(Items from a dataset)
>> Start

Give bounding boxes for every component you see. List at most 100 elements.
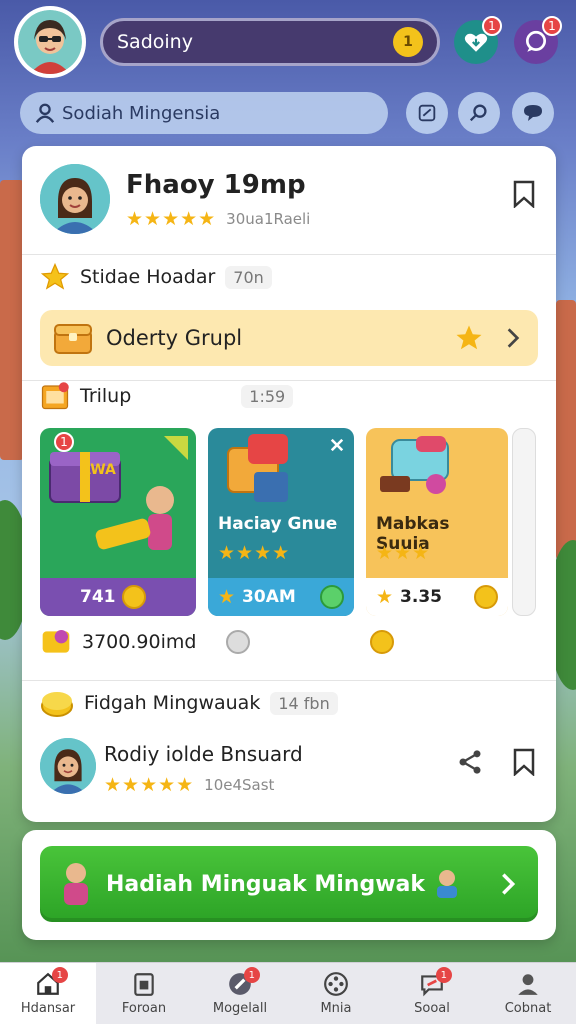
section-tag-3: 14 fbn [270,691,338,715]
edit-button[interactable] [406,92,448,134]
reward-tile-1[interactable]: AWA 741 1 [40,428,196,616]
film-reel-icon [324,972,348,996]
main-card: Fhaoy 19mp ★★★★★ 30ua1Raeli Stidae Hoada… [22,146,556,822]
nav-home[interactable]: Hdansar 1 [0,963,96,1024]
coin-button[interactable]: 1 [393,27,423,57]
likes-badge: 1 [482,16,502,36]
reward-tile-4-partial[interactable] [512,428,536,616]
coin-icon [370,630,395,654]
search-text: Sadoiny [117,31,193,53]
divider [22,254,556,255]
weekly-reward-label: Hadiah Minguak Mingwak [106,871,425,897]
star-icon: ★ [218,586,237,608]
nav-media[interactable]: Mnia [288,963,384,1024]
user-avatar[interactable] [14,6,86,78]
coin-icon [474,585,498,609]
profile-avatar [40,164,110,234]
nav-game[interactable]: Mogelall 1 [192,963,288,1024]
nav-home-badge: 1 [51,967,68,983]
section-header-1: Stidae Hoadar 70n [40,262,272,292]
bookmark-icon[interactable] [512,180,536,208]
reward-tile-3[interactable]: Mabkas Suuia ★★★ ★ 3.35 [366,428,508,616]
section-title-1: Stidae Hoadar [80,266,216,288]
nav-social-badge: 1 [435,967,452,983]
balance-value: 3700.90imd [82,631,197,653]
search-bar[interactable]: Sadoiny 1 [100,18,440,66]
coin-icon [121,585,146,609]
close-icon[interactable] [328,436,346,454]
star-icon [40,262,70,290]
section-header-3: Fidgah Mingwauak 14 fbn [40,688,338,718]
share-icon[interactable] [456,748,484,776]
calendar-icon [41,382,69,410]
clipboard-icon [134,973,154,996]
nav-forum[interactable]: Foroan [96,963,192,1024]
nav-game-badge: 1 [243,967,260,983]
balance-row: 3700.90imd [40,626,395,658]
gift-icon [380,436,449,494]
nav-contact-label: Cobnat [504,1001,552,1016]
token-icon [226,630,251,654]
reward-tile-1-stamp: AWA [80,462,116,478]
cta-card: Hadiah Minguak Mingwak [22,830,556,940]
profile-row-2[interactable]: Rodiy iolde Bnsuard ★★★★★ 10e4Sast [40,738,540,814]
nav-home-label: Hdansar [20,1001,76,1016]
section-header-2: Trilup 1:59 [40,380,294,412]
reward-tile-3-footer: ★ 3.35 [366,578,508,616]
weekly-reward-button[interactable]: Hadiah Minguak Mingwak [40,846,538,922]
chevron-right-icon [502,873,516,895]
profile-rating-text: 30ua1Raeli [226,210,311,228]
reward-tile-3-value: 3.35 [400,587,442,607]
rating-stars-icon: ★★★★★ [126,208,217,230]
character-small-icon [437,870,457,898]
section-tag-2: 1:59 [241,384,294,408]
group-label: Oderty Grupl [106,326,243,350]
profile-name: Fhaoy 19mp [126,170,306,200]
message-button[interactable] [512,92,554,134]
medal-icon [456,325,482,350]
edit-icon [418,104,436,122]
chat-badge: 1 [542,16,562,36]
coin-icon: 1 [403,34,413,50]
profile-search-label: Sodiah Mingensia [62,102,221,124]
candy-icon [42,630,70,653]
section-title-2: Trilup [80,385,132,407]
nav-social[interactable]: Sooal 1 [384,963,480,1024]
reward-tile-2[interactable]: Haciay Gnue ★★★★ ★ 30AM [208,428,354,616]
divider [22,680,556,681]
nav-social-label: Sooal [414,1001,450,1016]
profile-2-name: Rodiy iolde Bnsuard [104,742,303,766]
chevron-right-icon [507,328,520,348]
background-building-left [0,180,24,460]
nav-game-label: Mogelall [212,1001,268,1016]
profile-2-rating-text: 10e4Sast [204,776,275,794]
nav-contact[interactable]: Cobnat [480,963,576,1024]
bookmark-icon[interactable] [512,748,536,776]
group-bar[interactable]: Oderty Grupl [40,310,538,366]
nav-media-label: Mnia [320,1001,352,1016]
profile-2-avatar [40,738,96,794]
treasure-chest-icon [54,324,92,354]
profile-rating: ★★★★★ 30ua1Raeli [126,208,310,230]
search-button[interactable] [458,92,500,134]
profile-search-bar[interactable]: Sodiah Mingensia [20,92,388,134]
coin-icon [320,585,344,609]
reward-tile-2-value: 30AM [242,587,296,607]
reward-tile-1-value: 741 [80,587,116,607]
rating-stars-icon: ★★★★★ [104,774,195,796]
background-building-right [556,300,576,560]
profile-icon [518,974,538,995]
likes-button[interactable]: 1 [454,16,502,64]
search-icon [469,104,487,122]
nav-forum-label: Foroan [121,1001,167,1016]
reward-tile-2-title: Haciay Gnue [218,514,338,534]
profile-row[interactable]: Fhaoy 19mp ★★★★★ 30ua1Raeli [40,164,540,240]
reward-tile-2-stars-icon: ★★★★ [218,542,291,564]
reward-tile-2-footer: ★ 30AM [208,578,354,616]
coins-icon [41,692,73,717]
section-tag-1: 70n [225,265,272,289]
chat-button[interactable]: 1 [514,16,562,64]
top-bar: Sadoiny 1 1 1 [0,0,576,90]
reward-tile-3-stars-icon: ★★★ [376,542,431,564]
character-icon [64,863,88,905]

>> End

■ Your objective ■
Please rewrite all of the data above, replacing "coin-icon" with "coin-symbol" everywhere and leaving everything else unchanged. Omit the pictures from your answer.

■ Exercise output ■
Give bounding boxes for every component you see. List at most 100 elements.
section-tag-3: 14 fbn [270,691,338,715]
edit-button[interactable] [406,92,448,134]
reward-tile-1[interactable]: AWA 741 1 [40,428,196,616]
film-reel-icon [324,972,348,996]
main-card: Fhaoy 19mp ★★★★★ 30ua1Raeli Stidae Hoada… [22,146,556,822]
nav-home[interactable]: Hdansar 1 [0,963,96,1024]
coin-button[interactable]: 1 [393,27,423,57]
likes-badge: 1 [482,16,502,36]
reward-tile-4-partial[interactable] [512,428,536,616]
coin-symbol [370,630,395,654]
search-text: Sadoiny [117,31,193,53]
divider [22,254,556,255]
weekly-reward-label: Hadiah Minguak Mingwak [106,871,425,897]
star-icon: ★ [218,586,237,608]
nav-media[interactable]: Mnia [288,963,384,1024]
user-avatar[interactable] [14,6,86,78]
coin-symbol [474,585,498,609]
profile-avatar [40,164,110,234]
nav-game[interactable]: Mogelall 1 [192,963,288,1024]
nav-home-badge: 1 [51,967,68,983]
section-header-1: Stidae Hoadar 70n [40,262,272,292]
bookmark-icon[interactable] [512,180,536,208]
reward-tile-3[interactable]: Mabkas Suuia ★★★ ★ 3.35 [366,428,508,616]
section-title-1: Stidae Hoadar [80,266,216,288]
nav-social-badge: 1 [435,967,452,983]
balance-value: 3700.90imd [82,631,197,653]
search-bar[interactable]: Sadoiny 1 [100,18,440,66]
coin-symbol [121,585,146,609]
close-icon[interactable] [328,436,346,454]
star-icon [40,262,70,290]
section-header-3: Fidgah Mingwauak 14 fbn [40,688,338,718]
share-icon[interactable] [456,748,484,776]
calendar-icon [41,382,69,410]
clipboard-icon [134,973,154,996]
nav-forum[interactable]: Foroan [96,963,192,1024]
nav-game-badge: 1 [243,967,260,983]
balance-row: 3700.90imd [40,626,395,658]
gift-icon [380,436,449,494]
nav-contact-label: Cobnat [504,1001,552,1016]
token-icon [226,630,251,654]
reward-tile-1-stamp: AWA [80,462,116,478]
cta-card: Hadiah Minguak Mingwak [22,830,556,940]
profile-row-2[interactable]: Rodiy iolde Bnsuard ★★★★★ 10e4Sast [40,738,540,814]
nav-home-label: Hdansar [20,1001,76,1016]
section-header-2: Trilup 1:59 [40,380,294,412]
reward-tile-3-footer: ★ 3.35 [366,578,508,616]
weekly-reward-button[interactable]: Hadiah Minguak Mingwak [40,846,538,922]
chevron-right-icon [502,873,516,895]
profile-rating-text: 30ua1Raeli [226,210,311,228]
reward-tile-3-value: 3.35 [400,587,442,607]
rating-stars-icon: ★★★★★ [126,208,217,230]
character-small-icon [437,870,457,898]
section-tag-2: 1:59 [241,384,294,408]
group-label: Oderty Grupl [106,326,243,350]
profile-name: Fhaoy 19mp [126,170,306,200]
message-button[interactable] [512,92,554,134]
medal-icon [456,325,482,350]
edit-icon [418,104,436,122]
chat-badge: 1 [542,16,562,36]
coin-symbol: 1 [403,34,413,50]
profile-search-label: Sodiah Mingensia [62,102,221,124]
candy-icon [42,630,70,653]
section-title-2: Trilup [80,385,132,407]
nav-social[interactable]: Sooal 1 [384,963,480,1024]
reward-tile-2[interactable]: Haciay Gnue ★★★★ ★ 30AM [208,428,354,616]
divider [22,680,556,681]
nav-social-label: Sooal [414,1001,450,1016]
profile-2-name: Rodiy iolde Bnsuard [104,742,303,766]
chevron-right-icon [507,328,520,348]
background-building-left [0,180,24,460]
nav-game-label: Mogelall [212,1001,268,1016]
profile-2-rating-text: 10e4Sast [204,776,275,794]
nav-contact[interactable]: Cobnat [480,963,576,1024]
bookmark-icon[interactable] [512,748,536,776]
group-bar[interactable]: Oderty Grupl [40,310,538,366]
nav-media-label: Mnia [320,1001,352,1016]
profile-2-avatar [40,738,96,794]
treasure-chest-icon [54,324,92,354]
profile-rating: ★★★★★ 30ua1Raeli [126,208,310,230]
search-button[interactable] [458,92,500,134]
profile-search-bar[interactable]: Sodiah Mingensia [20,92,388,134]
coin-symbol [320,585,344,609]
reward-tile-2-value: 30AM [242,587,296,607]
reward-tile-1-value: 741 [80,587,116,607]
rating-stars-icon: ★★★★★ [104,774,195,796]
background-building-right [556,300,576,560]
profile-icon [518,974,538,995]
likes-button[interactable]: 1 [454,16,502,64]
search-icon [469,104,487,122]
nav-forum-label: Foroan [121,1001,167,1016]
reward-tile-2-title: Haciay Gnue [218,514,338,534]
profile-row[interactable]: Fhaoy 19mp ★★★★★ 30ua1Raeli [40,164,540,240]
reward-tile-2-stars-icon: ★★★★ [218,542,291,564]
reward-tile-2-footer: ★ 30AM [208,578,354,616]
coins-icon [41,692,73,717]
section-tag-1: 70n [225,265,272,289]
chat-button[interactable]: 1 [514,16,562,64]
top-bar: Sadoiny 1 1 1 [0,0,576,90]
reward-tile-3-stars-icon: ★★★ [376,542,431,564]
character-icon [64,863,88,905]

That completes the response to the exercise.